Goal: Copy out every line that contains "label".
»»
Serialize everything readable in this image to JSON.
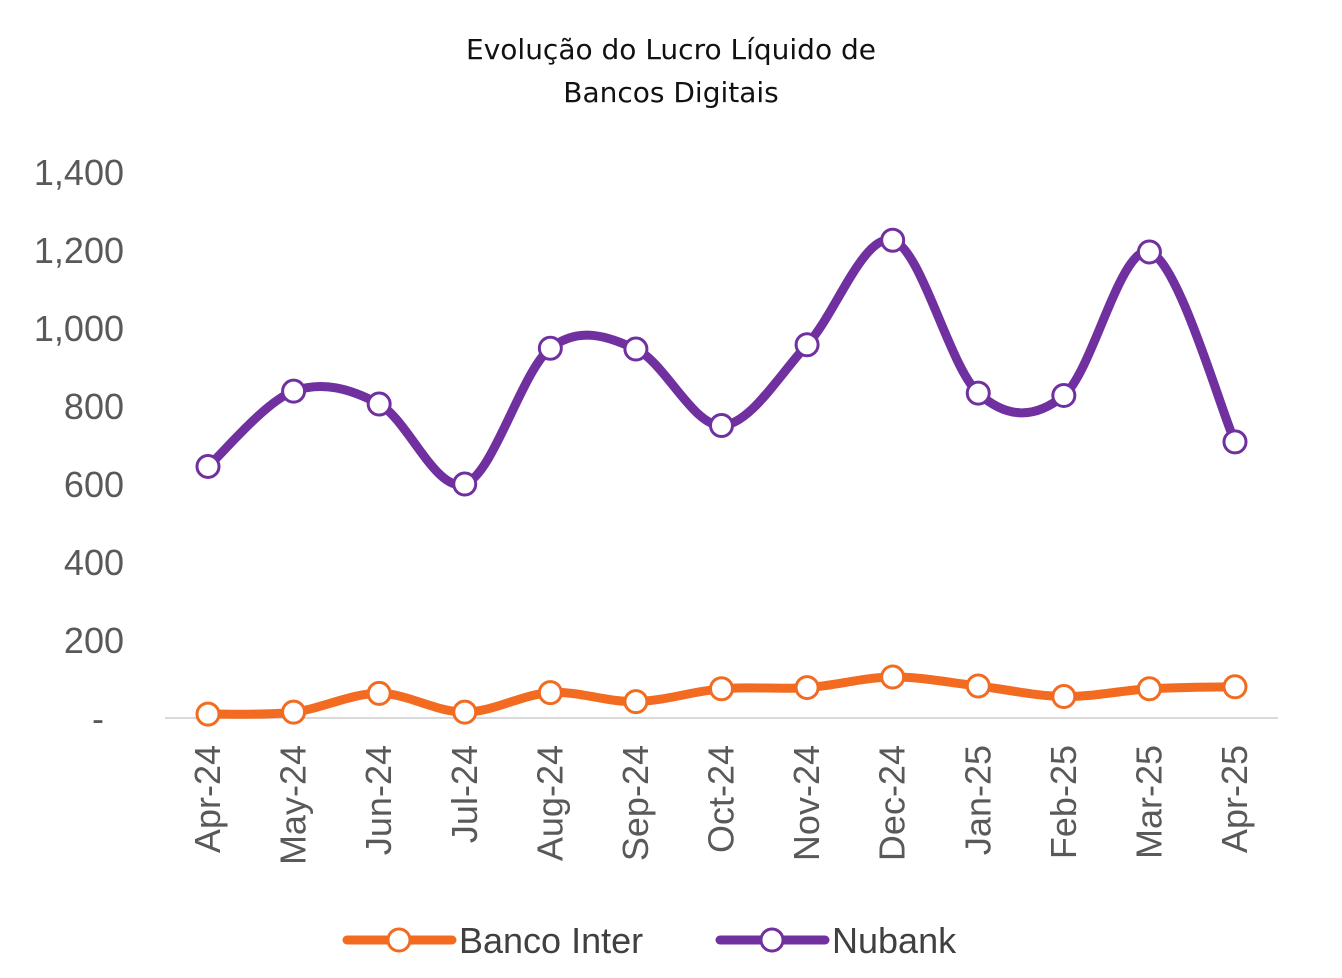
{
  "chart_data": {
    "type": "line",
    "title_lines": [
      "Evolução do Lucro Líquido de",
      "Bancos Digitais"
    ],
    "x": [
      "Apr-24",
      "May-24",
      "Jun-24",
      "Jul-24",
      "Aug-24",
      "Sep-24",
      "Oct-24",
      "Nov-24",
      "Dec-24",
      "Jan-25",
      "Feb-25",
      "Mar-25",
      "Apr-25"
    ],
    "ylim": [
      0,
      1400
    ],
    "yticks": [
      {
        "value": 0,
        "label": "-"
      },
      {
        "value": 200,
        "label": "200"
      },
      {
        "value": 400,
        "label": "400"
      },
      {
        "value": 600,
        "label": "600"
      },
      {
        "value": 800,
        "label": "800"
      },
      {
        "value": 1000,
        "label": "1,000"
      },
      {
        "value": 1200,
        "label": "1,200"
      },
      {
        "value": 1400,
        "label": "1,400"
      }
    ],
    "grid": false,
    "smooth": true,
    "legend_position": "bottom",
    "series": [
      {
        "name": "Banco Inter",
        "color": "#F26B21",
        "values": [
          10,
          15,
          63,
          15,
          65,
          42,
          75,
          78,
          105,
          82,
          55,
          75,
          80
        ]
      },
      {
        "name": "Nubank",
        "color": "#7030A0",
        "values": [
          645,
          838,
          805,
          600,
          948,
          946,
          750,
          957,
          1225,
          833,
          827,
          1195,
          708
        ]
      }
    ]
  }
}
««
Right answer:
        "label": "-"
        "label": "200"
        "label": "400"
        "label": "600"
        "label": "800"
        "label": "1,000"
        "label": "1,200"
        "label": "1,400"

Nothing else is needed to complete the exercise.